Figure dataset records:
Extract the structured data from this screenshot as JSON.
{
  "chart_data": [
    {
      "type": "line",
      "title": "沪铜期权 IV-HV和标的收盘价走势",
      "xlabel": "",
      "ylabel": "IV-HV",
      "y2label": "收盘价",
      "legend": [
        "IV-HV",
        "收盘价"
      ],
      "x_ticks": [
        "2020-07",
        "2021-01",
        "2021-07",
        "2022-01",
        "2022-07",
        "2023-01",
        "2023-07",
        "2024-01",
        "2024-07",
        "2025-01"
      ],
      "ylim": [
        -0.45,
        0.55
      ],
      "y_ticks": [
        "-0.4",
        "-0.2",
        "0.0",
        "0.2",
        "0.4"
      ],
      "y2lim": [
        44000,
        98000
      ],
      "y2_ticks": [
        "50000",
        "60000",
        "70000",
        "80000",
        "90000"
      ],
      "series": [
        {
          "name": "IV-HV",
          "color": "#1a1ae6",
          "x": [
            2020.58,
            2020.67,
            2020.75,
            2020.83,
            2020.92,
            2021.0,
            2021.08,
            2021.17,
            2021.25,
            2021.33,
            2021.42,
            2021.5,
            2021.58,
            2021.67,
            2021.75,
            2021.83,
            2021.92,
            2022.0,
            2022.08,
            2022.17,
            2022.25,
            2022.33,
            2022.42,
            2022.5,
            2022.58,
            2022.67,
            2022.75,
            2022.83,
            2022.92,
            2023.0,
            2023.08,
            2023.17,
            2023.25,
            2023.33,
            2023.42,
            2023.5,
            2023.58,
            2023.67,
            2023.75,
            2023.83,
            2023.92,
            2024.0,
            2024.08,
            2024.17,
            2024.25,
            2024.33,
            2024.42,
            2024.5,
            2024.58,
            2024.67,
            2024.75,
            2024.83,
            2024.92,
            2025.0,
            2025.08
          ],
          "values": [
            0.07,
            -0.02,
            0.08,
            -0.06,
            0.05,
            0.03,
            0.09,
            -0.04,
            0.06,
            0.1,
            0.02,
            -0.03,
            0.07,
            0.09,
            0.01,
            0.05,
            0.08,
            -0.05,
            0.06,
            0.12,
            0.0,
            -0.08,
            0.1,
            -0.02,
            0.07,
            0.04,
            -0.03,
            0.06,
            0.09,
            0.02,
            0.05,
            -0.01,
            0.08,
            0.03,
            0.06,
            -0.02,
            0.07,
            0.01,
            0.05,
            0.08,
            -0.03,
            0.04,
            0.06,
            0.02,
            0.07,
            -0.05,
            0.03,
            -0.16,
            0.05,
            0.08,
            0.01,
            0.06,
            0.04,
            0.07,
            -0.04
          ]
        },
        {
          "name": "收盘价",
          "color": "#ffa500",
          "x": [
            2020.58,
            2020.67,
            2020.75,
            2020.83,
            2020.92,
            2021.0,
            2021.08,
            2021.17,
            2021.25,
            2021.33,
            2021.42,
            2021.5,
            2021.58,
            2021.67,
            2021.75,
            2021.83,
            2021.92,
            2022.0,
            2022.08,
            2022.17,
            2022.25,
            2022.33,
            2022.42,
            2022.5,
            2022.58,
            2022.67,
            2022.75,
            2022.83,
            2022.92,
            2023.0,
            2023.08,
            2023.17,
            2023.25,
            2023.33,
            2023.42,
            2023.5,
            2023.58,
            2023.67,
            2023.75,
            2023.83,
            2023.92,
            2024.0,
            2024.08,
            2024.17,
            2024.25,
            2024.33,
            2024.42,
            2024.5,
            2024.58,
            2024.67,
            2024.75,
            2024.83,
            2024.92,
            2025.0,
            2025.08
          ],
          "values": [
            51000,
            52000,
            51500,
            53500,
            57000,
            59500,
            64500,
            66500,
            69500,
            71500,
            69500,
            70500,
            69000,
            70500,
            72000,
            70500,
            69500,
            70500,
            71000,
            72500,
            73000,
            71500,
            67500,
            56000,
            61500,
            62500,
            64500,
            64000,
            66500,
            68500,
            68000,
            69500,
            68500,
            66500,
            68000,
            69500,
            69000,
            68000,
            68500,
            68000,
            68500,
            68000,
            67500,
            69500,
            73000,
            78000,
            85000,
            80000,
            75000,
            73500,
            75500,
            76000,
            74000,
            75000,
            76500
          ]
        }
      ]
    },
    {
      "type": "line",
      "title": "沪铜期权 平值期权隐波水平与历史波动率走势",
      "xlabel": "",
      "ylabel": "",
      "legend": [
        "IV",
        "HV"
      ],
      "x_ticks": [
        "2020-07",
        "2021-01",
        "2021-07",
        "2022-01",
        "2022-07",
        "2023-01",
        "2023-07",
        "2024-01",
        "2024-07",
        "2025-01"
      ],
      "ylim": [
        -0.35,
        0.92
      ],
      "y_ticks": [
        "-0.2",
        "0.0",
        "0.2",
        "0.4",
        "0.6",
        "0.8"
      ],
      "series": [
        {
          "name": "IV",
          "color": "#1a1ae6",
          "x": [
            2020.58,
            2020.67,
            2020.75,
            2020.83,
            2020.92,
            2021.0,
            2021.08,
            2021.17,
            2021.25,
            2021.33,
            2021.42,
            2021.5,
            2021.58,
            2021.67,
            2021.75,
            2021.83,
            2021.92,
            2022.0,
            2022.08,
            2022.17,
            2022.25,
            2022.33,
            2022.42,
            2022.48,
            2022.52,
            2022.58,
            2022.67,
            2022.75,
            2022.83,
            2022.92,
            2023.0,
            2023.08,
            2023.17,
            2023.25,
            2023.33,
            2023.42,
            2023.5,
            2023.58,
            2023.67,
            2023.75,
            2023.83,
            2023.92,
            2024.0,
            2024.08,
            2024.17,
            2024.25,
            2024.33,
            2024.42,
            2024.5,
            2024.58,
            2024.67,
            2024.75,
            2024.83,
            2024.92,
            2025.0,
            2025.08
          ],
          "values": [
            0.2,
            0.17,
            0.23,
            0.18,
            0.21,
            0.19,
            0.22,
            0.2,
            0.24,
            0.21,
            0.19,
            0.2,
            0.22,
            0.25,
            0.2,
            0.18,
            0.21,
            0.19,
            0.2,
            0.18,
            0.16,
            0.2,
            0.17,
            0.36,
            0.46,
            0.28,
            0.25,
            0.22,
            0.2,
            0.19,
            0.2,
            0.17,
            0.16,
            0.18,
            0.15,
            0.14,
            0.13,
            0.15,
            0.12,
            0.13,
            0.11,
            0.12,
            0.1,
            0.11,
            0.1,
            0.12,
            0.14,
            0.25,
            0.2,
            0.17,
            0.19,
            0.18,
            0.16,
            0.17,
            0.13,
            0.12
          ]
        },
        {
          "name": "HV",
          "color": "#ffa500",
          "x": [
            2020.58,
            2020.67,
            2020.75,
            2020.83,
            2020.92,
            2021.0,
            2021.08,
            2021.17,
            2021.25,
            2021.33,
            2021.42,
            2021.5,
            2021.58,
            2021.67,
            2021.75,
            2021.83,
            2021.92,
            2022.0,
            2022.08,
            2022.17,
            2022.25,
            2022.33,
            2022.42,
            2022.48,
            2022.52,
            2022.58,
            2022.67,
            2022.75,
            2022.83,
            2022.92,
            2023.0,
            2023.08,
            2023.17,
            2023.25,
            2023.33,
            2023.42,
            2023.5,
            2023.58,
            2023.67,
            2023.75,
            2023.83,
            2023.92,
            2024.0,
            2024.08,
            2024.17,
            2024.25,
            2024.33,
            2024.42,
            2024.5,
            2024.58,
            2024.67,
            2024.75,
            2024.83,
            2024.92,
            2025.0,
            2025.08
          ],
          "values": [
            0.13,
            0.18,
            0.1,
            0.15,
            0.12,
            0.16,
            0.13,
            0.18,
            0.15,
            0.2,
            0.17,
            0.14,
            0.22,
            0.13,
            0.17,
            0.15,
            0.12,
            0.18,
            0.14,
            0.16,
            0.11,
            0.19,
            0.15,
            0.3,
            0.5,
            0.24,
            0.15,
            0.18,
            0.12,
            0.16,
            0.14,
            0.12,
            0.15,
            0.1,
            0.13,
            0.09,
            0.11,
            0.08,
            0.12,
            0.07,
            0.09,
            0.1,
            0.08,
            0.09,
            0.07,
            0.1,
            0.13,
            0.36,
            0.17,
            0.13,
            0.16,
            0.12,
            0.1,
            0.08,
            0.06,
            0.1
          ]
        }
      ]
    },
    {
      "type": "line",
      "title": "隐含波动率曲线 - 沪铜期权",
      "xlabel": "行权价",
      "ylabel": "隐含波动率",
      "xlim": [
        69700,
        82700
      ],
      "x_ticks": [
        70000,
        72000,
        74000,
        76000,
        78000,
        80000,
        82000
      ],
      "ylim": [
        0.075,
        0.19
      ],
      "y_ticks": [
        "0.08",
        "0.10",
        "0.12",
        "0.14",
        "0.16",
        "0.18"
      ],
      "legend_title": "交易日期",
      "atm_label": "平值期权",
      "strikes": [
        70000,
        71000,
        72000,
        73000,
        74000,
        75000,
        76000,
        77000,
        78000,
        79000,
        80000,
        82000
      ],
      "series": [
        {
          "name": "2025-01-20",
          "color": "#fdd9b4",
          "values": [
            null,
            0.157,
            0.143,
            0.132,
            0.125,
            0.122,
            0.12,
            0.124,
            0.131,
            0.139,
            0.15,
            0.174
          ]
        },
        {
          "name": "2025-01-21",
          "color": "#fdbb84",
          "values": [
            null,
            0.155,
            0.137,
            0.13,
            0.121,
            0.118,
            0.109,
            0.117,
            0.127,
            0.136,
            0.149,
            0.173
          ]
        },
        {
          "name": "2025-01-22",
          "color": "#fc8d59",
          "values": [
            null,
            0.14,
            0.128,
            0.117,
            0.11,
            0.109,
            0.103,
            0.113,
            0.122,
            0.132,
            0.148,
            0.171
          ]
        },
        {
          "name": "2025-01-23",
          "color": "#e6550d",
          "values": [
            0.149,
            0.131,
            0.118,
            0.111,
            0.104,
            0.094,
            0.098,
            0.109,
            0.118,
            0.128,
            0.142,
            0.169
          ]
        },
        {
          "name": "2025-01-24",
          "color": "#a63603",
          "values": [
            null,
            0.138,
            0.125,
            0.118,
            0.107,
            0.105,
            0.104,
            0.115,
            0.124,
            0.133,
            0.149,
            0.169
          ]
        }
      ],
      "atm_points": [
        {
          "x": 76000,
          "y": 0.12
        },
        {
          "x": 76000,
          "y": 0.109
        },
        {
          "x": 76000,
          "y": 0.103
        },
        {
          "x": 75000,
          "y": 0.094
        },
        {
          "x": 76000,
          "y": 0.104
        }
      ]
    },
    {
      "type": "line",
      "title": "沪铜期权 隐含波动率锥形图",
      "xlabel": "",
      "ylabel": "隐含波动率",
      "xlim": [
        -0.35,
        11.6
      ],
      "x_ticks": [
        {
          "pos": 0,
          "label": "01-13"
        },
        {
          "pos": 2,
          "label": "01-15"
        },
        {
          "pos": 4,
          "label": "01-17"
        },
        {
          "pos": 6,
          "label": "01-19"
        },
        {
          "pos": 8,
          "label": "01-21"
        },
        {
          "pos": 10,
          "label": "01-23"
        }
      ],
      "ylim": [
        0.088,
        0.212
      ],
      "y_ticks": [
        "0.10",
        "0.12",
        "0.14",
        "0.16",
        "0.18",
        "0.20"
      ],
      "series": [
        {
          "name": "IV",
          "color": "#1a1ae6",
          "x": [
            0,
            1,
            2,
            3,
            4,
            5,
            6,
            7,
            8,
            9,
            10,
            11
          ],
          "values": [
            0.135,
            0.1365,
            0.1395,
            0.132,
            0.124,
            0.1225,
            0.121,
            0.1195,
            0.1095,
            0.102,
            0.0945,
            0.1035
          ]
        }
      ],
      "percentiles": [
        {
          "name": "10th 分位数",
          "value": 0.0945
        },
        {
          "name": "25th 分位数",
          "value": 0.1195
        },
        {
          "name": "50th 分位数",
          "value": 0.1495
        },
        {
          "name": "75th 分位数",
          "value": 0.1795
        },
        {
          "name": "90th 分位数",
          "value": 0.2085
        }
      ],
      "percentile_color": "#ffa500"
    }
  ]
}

* _Direction_: Copy all the lines above that hold the string "沪铜期权".

* _The answer_:
      "title": "沪铜期权 IV-HV和标的收盘价走势",
      "title": "沪铜期权 平值期权隐波水平与历史波动率走势",
      "title": "隐含波动率曲线 - 沪铜期权",
      "title": "沪铜期权 隐含波动率锥形图",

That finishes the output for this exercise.